[Extracted records]
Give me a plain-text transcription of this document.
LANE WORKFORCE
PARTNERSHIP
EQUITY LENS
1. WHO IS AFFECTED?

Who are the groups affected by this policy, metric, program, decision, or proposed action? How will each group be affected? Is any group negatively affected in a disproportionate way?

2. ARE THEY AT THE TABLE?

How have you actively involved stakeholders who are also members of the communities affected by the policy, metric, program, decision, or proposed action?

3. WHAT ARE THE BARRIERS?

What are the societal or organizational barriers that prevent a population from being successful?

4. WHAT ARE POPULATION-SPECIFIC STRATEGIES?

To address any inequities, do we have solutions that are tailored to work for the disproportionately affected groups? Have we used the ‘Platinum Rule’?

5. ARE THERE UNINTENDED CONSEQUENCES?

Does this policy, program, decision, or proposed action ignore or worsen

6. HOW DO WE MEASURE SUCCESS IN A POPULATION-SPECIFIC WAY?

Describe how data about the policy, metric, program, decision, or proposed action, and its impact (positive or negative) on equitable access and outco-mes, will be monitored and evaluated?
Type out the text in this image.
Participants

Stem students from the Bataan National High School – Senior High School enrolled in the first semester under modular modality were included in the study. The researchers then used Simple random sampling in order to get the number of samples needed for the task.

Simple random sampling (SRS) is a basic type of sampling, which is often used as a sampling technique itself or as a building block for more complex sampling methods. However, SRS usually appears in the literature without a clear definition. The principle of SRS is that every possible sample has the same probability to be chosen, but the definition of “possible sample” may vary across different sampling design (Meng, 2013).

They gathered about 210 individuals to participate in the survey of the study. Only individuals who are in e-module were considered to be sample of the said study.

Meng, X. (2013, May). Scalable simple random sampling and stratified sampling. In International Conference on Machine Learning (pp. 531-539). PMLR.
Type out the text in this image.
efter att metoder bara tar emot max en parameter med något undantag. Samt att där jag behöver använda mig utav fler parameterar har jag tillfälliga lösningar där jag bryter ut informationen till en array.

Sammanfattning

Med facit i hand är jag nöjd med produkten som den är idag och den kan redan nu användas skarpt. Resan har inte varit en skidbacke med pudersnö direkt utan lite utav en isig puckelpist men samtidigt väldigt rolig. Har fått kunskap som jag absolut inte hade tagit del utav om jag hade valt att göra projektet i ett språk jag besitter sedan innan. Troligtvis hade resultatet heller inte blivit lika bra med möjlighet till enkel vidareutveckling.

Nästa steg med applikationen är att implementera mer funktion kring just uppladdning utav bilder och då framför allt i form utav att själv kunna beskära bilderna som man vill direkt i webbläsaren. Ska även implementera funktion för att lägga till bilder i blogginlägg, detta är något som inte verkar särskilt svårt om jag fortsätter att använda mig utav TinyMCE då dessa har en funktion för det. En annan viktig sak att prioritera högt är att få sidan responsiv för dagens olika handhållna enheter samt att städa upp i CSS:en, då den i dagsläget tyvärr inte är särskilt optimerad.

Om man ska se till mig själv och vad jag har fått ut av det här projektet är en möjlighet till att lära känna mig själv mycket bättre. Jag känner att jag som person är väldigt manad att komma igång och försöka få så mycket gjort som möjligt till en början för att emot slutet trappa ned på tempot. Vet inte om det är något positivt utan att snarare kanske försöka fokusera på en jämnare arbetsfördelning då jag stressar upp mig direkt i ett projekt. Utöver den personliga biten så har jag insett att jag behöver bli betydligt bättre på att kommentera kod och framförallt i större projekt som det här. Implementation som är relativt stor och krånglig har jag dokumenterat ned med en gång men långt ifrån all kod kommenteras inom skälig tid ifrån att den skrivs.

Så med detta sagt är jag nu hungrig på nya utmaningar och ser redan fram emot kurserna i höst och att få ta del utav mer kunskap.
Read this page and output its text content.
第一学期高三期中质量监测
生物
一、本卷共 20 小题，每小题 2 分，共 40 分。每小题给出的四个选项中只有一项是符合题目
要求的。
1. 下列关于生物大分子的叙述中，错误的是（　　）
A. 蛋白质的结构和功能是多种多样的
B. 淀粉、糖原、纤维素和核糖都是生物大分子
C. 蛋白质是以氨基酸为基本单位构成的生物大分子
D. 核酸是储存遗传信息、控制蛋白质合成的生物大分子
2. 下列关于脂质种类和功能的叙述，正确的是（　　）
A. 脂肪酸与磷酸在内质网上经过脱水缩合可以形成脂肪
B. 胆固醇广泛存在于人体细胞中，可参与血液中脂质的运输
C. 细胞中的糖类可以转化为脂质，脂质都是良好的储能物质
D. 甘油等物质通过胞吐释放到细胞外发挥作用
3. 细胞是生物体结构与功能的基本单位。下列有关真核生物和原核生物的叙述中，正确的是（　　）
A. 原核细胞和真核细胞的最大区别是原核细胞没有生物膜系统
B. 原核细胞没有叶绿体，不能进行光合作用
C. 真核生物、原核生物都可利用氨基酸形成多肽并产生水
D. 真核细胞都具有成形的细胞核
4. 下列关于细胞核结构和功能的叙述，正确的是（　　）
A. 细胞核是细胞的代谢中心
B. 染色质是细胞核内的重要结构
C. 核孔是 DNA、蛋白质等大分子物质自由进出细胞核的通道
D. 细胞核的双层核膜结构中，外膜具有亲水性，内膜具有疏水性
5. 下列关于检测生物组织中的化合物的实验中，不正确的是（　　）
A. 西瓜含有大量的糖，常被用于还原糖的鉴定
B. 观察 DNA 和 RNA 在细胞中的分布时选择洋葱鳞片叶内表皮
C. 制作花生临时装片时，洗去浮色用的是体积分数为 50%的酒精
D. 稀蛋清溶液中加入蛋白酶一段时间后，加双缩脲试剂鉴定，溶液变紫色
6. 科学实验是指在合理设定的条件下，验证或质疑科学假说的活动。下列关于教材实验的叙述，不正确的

■ WHAT YOU ARE ASKED TO DO ■
Return each full line of the entries that contains the word "will".

■ RESULT OF THIS EXERCISE ■
Who are the groups affected by this policy, metric, program, decision, or proposed action? How will each group be affected? Is any group negatively affected in a disproportionate way?
Describe how data about the policy, metric, program, decision, or proposed action, and its impact (positive or negative) on equitable access and outco-mes, will be monitored and evaluated?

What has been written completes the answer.